**WHAT TO PRODUCE:** Give the number of lines that include the string "they", nothing more.

**RECORDS SHOWN:**
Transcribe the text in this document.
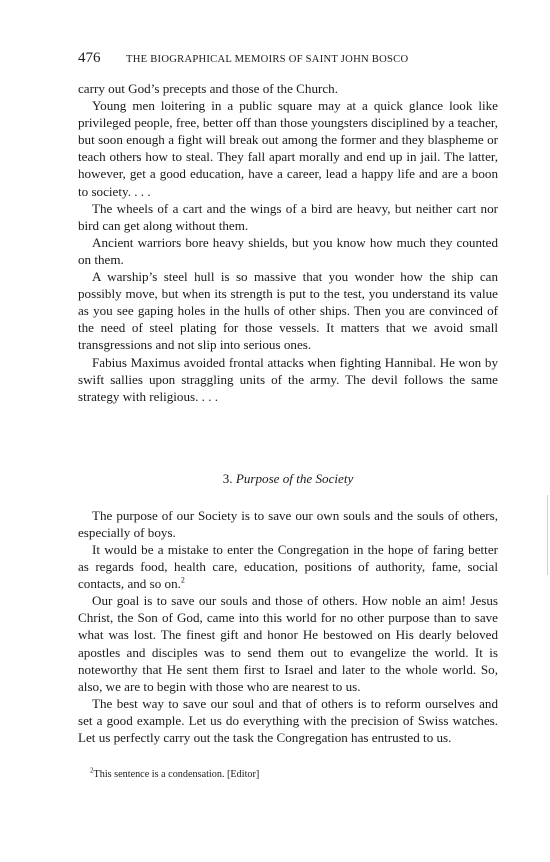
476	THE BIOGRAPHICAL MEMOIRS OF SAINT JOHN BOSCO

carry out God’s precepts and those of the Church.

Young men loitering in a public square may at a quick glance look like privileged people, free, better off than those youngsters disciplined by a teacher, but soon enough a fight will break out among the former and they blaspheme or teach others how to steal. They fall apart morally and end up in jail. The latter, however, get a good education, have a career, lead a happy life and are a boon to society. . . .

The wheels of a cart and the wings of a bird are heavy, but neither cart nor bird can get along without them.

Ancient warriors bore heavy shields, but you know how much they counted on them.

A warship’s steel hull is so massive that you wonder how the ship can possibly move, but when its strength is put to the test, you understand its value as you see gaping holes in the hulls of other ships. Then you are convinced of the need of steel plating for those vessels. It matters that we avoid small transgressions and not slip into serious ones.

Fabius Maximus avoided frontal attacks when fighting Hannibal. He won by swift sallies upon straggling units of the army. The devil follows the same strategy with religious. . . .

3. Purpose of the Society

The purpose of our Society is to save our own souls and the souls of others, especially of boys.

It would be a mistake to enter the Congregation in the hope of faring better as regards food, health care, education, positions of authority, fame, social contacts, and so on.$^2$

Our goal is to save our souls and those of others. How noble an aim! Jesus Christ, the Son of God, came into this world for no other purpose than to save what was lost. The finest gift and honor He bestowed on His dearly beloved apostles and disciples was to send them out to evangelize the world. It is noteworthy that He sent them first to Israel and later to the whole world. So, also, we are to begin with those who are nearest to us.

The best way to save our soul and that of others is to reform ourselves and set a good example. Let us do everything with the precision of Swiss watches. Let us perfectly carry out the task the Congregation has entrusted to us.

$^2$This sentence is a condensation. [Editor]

* * *

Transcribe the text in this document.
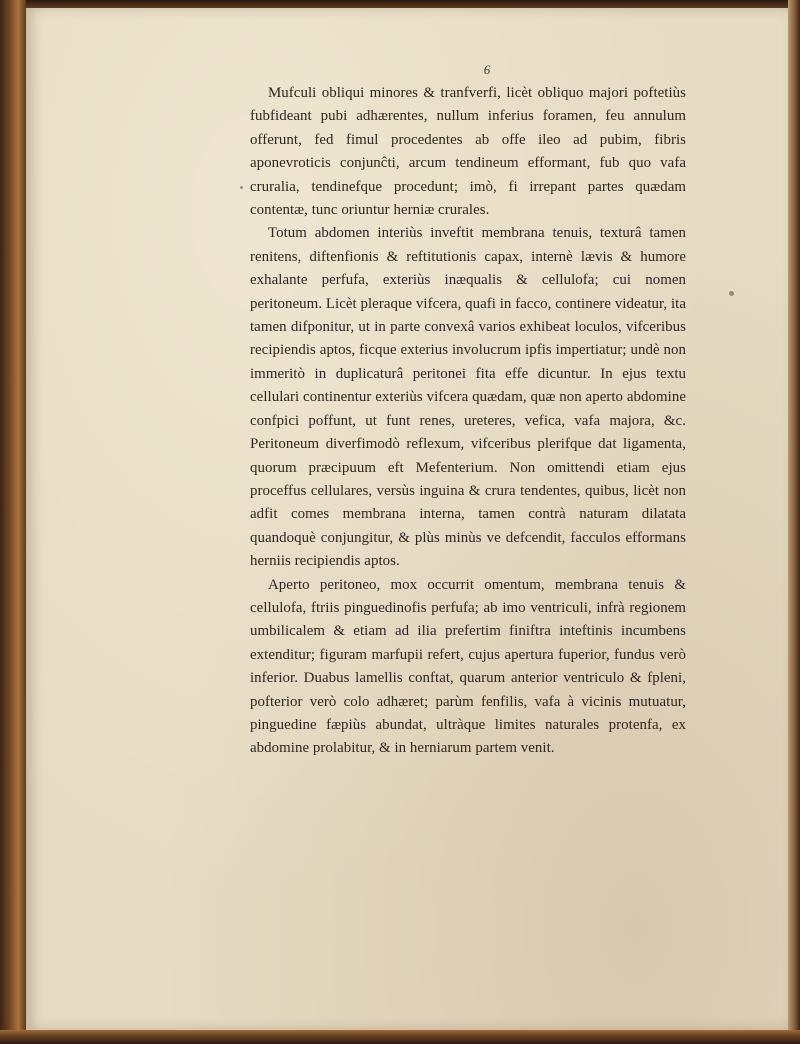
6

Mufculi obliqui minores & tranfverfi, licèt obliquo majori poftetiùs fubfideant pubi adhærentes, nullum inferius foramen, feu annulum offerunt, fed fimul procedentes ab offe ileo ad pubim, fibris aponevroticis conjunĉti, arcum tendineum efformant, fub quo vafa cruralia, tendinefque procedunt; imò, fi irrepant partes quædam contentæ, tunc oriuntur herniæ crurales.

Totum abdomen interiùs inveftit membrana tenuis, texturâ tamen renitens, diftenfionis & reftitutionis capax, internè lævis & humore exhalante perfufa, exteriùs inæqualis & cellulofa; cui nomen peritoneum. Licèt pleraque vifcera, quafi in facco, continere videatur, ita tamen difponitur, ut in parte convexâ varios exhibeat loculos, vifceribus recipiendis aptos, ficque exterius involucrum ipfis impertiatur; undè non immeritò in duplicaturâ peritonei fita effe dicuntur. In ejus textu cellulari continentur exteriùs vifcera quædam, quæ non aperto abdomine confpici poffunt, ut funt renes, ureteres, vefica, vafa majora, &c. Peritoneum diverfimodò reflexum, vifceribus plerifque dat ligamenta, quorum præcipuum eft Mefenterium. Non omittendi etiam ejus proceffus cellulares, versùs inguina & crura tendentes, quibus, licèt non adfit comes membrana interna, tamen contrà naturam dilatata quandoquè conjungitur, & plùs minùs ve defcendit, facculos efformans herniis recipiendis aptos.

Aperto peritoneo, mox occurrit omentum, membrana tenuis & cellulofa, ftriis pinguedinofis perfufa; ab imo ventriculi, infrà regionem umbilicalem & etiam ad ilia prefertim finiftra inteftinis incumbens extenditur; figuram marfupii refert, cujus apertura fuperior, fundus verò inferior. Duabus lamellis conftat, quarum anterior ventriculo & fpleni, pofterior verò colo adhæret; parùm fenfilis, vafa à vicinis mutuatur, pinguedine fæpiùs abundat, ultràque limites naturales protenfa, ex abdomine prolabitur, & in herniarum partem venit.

---

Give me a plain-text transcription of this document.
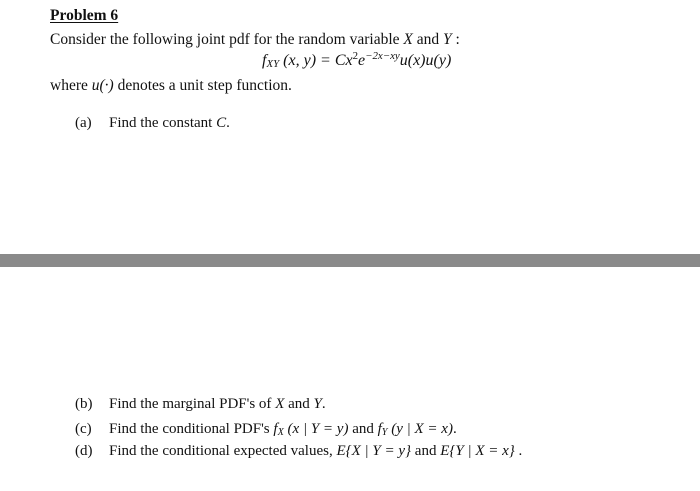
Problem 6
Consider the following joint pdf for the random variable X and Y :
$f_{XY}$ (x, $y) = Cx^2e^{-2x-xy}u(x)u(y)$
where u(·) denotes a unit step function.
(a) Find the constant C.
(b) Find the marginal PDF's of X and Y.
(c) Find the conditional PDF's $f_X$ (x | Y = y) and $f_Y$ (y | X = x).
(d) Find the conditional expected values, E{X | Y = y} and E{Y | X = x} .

**COMPLETE RESPONSE:** 2